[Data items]
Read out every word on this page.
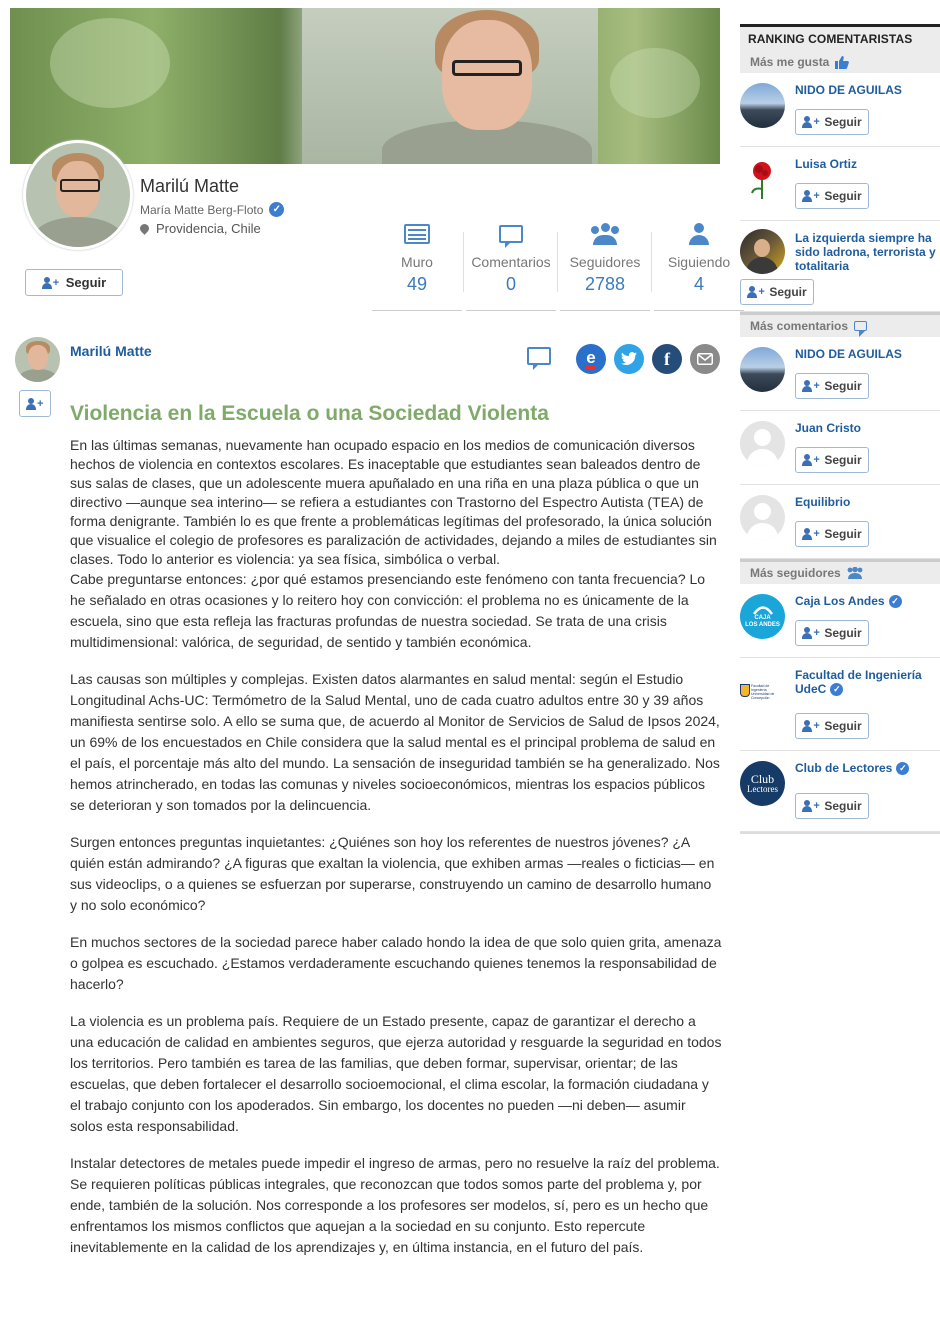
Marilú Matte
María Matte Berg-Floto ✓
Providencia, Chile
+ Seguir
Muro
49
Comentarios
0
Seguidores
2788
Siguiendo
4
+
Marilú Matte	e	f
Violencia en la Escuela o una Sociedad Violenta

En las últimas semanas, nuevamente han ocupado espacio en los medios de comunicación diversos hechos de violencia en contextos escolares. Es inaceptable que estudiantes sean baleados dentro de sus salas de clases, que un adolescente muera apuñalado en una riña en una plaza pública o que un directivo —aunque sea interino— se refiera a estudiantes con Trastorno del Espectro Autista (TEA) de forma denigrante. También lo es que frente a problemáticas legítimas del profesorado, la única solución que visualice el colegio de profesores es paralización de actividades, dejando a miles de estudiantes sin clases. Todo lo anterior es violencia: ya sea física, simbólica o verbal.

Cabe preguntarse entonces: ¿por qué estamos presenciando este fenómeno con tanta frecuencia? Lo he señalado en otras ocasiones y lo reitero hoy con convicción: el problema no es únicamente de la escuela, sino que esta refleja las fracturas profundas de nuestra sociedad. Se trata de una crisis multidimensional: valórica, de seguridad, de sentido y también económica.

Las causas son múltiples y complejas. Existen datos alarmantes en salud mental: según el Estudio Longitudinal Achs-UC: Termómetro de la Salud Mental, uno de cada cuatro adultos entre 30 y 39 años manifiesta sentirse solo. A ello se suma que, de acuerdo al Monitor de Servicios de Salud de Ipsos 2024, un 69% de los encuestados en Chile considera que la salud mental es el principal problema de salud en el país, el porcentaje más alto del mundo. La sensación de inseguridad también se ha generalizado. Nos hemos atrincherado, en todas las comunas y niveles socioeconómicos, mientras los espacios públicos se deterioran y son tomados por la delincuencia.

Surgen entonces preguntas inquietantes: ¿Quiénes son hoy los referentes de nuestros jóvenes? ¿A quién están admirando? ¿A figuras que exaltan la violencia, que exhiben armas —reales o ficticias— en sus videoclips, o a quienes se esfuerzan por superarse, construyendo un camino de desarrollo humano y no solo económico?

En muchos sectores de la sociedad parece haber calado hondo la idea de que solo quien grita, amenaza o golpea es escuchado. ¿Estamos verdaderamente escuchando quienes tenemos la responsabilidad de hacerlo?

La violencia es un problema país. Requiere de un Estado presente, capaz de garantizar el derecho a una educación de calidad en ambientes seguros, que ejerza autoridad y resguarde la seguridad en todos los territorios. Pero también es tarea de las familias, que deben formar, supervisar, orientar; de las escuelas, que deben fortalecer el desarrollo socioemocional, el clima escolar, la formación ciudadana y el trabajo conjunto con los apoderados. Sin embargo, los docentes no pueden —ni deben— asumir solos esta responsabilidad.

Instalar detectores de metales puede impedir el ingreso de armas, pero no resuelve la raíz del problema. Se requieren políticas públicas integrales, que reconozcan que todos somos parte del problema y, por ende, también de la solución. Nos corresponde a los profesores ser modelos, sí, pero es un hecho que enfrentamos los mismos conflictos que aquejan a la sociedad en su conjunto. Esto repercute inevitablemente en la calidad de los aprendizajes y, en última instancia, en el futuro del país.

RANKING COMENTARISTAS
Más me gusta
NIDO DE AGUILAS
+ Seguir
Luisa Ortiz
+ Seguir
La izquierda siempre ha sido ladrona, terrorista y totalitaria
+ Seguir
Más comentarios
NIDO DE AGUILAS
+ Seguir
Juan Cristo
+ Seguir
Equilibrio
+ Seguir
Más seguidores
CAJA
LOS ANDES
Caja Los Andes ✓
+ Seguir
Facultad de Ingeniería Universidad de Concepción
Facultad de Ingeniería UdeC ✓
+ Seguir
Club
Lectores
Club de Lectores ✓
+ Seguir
...
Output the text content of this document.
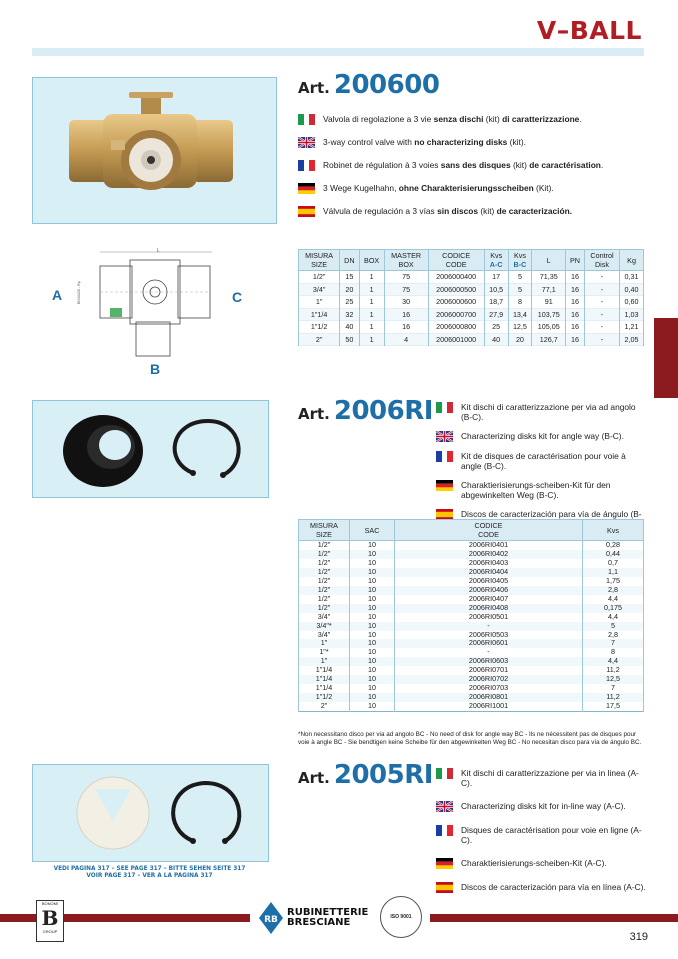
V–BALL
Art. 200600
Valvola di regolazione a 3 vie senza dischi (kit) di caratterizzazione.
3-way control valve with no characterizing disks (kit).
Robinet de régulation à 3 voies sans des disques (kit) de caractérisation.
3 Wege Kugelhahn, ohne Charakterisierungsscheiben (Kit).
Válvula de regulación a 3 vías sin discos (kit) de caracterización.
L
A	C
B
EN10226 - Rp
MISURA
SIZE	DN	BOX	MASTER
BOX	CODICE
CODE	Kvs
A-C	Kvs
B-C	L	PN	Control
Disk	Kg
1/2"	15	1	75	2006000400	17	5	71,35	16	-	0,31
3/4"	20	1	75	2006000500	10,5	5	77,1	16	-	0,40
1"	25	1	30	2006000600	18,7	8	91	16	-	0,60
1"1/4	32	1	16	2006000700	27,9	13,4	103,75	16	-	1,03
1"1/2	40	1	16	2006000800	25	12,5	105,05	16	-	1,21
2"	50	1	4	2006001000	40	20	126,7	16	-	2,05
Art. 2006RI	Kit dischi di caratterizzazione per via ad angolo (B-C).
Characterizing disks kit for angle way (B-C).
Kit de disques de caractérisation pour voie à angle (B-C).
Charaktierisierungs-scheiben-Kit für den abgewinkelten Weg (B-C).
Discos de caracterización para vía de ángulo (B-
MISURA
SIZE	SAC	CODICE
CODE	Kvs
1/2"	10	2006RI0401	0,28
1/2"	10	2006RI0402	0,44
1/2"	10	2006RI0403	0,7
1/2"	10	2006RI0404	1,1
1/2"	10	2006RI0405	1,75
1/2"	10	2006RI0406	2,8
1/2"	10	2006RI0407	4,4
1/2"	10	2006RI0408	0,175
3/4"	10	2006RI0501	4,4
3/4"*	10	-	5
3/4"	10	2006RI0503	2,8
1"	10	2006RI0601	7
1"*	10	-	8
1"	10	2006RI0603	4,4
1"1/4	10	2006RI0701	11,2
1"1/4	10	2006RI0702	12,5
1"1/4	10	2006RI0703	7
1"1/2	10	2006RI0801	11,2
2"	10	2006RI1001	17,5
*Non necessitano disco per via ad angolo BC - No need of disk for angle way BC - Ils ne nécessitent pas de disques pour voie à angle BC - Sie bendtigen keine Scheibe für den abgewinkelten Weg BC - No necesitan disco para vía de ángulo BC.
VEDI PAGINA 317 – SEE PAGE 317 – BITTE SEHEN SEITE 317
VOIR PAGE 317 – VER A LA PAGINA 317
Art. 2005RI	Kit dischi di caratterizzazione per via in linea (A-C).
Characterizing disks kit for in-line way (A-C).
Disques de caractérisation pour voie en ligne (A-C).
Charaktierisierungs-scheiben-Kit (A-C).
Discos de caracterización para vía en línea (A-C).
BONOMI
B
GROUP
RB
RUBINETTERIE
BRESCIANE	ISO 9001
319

■ EXERCISE GOAL ■
Give the count of lines in the data above that hold the string "angolo", with no additional words.

■ OUTPUT BELOW ■
2